## Begin Information given

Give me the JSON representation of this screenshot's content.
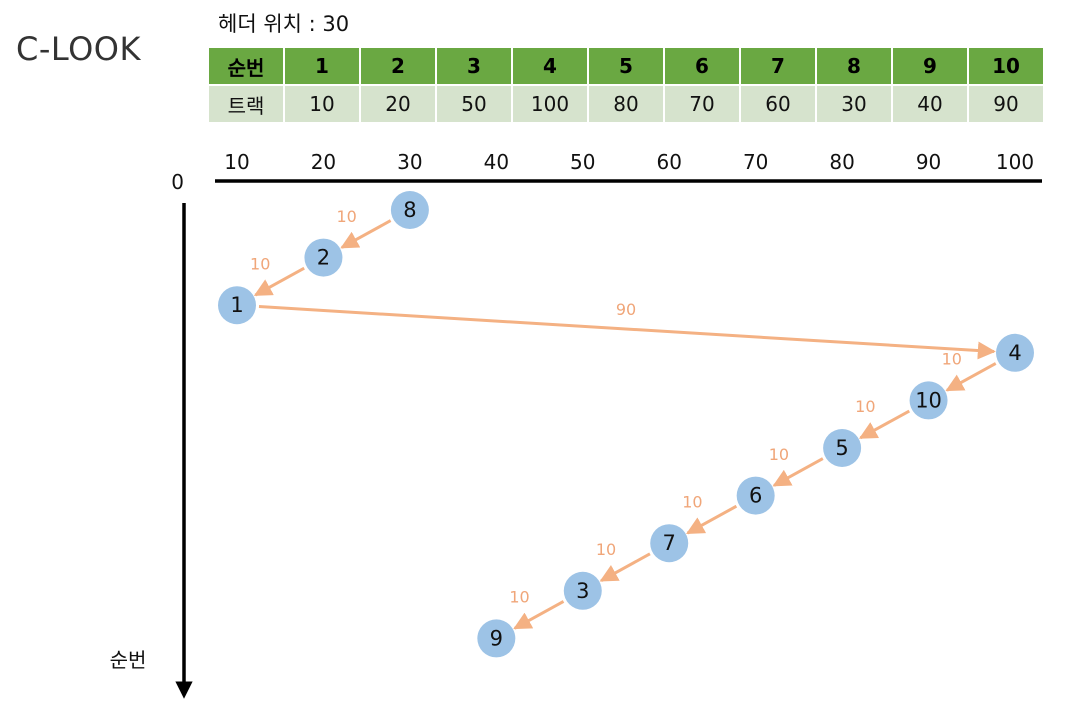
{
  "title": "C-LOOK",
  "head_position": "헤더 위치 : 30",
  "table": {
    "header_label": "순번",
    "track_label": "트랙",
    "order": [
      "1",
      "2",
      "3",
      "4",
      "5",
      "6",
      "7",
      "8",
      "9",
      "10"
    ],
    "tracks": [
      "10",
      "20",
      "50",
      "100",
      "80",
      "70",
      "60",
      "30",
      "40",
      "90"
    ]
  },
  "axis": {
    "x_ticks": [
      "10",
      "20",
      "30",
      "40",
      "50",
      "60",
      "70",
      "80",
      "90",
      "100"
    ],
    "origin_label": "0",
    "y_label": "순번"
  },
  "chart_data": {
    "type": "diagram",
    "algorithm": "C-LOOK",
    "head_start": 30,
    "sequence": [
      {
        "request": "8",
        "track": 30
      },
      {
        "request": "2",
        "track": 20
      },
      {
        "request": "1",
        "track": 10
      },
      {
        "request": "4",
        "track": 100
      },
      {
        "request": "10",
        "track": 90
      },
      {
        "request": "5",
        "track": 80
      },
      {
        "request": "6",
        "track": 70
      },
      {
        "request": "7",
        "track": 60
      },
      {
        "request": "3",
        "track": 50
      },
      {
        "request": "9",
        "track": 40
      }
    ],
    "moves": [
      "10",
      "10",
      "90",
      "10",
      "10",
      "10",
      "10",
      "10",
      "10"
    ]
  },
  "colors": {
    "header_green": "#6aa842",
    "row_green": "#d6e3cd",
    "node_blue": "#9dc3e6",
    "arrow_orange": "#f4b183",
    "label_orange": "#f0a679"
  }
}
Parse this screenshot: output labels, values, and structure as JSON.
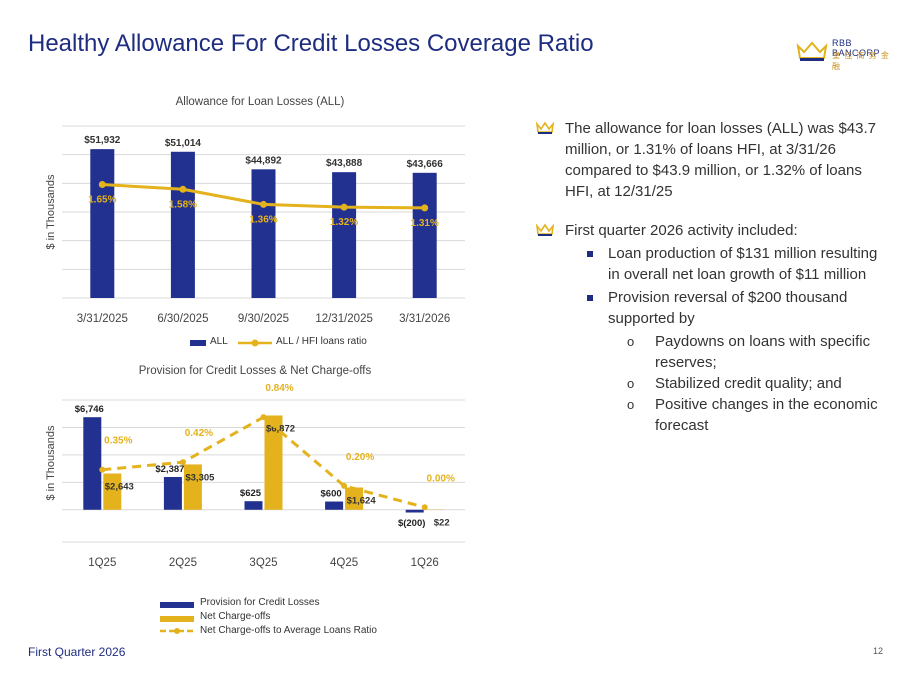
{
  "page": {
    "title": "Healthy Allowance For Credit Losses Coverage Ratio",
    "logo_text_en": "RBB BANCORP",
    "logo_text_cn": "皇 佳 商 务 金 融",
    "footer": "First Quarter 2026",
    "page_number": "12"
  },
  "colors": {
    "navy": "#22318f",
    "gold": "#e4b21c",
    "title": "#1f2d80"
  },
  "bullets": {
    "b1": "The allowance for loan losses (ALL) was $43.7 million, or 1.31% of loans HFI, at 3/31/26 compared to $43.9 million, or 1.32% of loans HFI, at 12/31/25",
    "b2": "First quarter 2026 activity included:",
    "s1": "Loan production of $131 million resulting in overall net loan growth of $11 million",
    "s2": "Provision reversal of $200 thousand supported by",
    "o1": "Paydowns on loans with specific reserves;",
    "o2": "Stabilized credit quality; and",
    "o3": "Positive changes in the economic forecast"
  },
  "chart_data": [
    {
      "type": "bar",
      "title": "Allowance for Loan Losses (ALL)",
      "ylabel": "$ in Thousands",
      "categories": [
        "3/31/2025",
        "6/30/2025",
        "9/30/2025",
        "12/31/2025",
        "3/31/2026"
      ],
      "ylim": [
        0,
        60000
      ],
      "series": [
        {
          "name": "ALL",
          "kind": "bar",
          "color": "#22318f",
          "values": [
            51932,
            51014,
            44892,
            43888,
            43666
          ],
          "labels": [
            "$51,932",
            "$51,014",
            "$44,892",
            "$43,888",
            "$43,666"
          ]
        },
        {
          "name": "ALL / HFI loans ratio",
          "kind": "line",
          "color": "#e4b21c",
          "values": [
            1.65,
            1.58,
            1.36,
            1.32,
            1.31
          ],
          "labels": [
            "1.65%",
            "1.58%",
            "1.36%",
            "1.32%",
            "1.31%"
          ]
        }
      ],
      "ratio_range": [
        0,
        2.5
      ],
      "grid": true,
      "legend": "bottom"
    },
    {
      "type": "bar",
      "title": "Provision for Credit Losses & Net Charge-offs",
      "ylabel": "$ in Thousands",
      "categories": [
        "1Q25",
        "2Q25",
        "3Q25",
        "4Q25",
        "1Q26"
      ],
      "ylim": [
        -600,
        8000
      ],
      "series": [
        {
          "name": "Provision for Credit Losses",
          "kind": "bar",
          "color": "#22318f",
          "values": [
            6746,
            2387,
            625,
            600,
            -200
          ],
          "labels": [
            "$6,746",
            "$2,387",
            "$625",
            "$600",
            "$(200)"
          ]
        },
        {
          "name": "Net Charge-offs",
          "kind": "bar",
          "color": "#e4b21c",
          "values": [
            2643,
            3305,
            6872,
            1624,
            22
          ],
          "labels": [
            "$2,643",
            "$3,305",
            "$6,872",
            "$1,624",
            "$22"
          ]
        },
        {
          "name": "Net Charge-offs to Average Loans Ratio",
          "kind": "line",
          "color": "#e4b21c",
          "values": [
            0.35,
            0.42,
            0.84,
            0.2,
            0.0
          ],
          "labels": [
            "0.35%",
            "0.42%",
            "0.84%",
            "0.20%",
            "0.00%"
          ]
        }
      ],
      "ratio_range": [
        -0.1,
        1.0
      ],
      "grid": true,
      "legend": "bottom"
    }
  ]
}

## End Information given
## Begin Information given

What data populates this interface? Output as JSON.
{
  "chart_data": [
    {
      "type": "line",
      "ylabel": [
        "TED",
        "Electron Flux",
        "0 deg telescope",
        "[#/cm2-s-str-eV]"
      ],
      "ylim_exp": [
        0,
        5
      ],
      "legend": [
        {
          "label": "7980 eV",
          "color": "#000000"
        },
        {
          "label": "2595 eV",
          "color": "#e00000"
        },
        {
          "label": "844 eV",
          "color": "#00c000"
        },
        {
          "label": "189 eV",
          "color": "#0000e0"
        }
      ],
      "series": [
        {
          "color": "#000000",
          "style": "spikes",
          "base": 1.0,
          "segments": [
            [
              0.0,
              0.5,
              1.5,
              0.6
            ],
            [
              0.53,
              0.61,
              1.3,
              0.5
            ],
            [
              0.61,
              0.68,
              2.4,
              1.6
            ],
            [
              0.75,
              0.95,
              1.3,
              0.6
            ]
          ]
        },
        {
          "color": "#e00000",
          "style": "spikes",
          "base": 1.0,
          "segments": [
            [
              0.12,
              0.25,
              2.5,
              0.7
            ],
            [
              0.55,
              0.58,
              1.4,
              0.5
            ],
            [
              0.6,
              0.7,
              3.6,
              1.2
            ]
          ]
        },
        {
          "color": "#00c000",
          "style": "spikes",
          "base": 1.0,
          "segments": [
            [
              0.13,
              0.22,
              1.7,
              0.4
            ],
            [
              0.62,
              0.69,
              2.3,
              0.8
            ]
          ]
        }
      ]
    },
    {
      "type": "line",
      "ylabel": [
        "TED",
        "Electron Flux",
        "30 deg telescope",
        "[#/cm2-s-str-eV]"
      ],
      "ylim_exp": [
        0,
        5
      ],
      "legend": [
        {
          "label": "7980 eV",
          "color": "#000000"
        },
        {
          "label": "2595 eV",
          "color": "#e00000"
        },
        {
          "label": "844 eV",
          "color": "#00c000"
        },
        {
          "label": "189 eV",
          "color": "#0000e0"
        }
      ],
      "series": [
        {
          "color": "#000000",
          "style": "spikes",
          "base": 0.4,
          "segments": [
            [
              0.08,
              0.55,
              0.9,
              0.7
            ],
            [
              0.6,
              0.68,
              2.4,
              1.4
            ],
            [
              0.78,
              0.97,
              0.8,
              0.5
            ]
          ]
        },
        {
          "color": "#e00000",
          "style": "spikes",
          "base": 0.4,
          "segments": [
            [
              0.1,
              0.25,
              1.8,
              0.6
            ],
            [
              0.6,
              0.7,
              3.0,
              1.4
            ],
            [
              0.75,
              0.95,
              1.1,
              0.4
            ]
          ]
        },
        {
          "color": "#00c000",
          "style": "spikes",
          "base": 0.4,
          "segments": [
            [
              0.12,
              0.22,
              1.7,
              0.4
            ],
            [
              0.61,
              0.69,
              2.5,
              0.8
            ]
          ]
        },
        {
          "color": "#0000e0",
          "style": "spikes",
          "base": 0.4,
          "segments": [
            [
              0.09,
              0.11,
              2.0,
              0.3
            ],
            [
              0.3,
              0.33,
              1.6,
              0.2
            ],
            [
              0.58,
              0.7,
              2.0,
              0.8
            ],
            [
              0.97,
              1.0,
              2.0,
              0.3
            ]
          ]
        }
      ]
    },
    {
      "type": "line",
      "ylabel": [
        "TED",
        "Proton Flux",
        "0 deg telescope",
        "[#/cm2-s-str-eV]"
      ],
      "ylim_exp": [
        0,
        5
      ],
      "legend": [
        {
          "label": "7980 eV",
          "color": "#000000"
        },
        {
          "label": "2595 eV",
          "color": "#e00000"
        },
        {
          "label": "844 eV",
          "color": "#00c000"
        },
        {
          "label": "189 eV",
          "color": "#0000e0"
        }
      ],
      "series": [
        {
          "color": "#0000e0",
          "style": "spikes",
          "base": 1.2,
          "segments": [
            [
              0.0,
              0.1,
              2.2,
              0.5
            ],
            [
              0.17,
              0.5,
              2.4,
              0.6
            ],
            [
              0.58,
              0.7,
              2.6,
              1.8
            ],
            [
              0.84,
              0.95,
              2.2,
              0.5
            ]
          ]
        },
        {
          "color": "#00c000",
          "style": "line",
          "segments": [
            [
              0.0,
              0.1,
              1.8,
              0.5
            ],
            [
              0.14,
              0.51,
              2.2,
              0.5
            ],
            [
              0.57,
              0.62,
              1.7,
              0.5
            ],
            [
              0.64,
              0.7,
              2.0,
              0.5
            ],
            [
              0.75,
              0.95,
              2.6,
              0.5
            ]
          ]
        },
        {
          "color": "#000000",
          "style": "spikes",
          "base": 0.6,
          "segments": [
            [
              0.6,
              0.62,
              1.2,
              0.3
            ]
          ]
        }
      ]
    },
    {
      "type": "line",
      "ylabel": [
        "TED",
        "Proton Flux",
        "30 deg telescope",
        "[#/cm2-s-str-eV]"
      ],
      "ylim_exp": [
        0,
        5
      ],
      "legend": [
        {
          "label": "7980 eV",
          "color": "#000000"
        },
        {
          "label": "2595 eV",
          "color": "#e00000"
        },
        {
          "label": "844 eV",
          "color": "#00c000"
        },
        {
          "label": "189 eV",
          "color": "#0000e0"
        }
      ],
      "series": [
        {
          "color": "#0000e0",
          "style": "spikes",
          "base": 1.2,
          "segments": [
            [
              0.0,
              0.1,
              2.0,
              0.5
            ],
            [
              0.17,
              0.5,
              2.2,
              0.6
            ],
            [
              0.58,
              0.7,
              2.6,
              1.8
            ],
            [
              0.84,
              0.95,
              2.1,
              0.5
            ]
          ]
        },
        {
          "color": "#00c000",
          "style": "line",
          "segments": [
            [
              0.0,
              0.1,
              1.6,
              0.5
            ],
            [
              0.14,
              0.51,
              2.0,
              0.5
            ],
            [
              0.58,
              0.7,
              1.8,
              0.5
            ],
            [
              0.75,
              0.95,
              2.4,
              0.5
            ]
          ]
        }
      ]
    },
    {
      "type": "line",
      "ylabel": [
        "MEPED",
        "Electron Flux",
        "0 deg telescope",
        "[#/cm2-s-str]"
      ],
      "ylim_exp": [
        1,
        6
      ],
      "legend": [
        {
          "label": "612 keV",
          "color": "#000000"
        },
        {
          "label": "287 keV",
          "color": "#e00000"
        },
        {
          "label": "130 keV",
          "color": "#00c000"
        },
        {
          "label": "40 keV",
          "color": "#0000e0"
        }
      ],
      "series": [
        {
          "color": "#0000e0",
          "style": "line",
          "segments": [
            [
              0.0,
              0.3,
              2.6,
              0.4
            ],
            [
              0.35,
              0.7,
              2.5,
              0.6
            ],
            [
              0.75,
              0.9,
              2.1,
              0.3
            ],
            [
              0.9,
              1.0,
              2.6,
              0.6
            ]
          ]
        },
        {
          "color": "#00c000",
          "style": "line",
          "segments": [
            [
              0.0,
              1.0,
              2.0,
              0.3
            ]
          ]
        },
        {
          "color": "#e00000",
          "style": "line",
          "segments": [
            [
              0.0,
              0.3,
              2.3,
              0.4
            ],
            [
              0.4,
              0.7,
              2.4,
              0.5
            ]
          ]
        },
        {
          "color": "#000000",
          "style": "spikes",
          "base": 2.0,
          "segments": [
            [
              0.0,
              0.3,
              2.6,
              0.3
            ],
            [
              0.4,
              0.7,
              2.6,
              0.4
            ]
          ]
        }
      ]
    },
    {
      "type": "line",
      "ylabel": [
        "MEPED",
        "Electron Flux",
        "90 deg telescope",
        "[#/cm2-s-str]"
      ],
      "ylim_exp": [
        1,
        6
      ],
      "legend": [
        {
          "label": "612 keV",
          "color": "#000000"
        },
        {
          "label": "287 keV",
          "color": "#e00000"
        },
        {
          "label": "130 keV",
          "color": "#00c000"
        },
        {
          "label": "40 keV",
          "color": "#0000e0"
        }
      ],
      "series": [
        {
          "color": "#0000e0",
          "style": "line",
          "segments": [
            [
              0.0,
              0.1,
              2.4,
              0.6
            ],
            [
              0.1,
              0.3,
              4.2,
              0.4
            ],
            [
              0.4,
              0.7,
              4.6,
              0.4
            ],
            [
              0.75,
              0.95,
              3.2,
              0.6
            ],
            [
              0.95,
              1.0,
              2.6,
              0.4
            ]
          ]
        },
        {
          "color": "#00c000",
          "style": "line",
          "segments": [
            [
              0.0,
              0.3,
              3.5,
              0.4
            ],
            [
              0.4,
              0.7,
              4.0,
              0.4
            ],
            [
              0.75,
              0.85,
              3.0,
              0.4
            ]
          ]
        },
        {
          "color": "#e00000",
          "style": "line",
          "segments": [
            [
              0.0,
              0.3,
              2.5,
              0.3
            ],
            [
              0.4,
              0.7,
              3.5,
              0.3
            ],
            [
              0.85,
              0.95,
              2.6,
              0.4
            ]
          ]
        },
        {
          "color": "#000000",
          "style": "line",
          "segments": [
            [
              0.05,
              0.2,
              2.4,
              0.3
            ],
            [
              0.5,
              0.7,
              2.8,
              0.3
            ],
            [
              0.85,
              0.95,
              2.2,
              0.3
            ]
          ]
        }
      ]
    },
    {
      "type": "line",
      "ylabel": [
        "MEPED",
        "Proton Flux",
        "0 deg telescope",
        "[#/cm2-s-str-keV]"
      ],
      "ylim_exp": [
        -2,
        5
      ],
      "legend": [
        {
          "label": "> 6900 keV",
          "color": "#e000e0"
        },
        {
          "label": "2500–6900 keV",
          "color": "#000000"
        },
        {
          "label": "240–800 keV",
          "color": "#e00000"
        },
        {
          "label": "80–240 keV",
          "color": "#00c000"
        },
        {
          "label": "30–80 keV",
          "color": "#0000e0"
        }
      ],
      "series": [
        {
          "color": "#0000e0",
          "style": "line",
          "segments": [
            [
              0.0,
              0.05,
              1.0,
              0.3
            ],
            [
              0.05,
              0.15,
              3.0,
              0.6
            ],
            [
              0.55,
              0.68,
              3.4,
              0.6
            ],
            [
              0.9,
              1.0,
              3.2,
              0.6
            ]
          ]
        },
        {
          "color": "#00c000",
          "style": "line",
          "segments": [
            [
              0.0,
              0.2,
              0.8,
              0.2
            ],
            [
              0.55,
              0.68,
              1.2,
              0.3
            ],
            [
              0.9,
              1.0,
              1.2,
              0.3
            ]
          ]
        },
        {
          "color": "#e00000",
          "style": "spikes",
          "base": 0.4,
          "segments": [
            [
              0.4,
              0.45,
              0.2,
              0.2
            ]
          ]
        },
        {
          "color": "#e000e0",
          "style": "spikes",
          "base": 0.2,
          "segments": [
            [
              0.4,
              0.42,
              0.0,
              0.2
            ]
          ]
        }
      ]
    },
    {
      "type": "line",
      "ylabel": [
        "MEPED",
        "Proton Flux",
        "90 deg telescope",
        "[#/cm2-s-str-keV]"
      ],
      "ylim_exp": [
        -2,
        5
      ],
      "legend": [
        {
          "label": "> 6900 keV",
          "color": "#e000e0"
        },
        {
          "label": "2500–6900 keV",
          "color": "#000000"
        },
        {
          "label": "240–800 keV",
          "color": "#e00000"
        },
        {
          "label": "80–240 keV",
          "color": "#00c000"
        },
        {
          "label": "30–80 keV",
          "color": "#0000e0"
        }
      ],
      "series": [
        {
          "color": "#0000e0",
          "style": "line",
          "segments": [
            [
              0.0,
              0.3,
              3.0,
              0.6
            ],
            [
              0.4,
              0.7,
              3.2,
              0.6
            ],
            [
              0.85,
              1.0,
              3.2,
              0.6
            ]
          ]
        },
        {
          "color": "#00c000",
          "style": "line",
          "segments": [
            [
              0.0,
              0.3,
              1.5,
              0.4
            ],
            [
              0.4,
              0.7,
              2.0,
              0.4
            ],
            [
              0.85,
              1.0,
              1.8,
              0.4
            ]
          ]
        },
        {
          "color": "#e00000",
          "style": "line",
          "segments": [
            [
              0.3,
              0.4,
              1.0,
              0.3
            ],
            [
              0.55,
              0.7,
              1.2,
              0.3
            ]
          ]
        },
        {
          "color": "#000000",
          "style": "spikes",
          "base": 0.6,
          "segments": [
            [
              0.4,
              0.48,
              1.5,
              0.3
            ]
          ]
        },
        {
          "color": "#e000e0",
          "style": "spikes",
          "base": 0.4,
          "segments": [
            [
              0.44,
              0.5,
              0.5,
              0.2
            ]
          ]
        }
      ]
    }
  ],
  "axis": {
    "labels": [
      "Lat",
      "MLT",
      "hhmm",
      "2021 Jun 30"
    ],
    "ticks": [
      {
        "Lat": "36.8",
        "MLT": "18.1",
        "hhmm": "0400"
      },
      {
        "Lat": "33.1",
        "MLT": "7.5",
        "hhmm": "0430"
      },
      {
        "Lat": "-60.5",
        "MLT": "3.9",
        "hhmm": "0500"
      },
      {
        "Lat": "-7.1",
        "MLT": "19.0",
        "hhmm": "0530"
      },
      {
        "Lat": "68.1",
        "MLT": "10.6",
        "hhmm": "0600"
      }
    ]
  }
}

## End Information given

What the task asks: Show all lines from the listing above in which "Charge" appears.

Result of this task:
      "title": "Provision for Credit Losses & Net Charge-offs",
          "name": "Net Charge-offs",
          "name": "Net Charge-offs to Average Loans Ratio",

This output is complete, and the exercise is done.